▶ **MATERIAL SUPPLIED**:

* * * * * * * * *

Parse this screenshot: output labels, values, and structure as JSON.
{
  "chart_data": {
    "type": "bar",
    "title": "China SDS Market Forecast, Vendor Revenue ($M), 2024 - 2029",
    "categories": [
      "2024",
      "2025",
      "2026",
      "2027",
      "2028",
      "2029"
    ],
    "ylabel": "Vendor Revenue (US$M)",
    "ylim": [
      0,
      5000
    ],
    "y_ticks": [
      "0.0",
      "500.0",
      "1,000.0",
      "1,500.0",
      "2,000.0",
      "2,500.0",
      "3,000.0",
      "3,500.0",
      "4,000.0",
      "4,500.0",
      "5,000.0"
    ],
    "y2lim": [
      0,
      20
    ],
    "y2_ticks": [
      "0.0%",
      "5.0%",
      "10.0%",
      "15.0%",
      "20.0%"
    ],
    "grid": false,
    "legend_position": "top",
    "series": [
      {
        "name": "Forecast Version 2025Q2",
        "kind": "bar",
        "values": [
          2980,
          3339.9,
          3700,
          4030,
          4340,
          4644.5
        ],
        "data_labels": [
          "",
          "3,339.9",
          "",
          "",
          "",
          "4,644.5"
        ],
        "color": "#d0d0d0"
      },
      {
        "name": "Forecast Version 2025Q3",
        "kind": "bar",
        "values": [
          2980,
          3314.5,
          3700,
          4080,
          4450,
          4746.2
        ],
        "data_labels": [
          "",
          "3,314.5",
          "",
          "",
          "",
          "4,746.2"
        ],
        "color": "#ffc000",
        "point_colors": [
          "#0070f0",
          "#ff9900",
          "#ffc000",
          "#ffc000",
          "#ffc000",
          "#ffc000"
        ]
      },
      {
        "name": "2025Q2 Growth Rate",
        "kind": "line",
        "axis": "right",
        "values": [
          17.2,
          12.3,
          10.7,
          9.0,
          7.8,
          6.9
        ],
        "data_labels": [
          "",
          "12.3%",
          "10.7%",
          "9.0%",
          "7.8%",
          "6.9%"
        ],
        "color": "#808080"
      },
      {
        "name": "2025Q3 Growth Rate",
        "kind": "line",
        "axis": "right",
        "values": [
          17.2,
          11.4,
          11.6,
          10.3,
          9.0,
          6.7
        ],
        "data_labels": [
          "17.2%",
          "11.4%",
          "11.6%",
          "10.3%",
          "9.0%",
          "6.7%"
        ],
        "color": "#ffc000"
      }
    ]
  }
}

* * * * * * * * *

▶ **REQUIREMENTS**:
Select all lines in the listing that include the word "Forecast".

▶ **TASK OUTPUT**:
    "title": "China SDS Market Forecast, Vendor Revenue ($M), 2024 - 2029",
        "name": "Forecast Version 2025Q2",
        "name": "Forecast Version 2025Q3",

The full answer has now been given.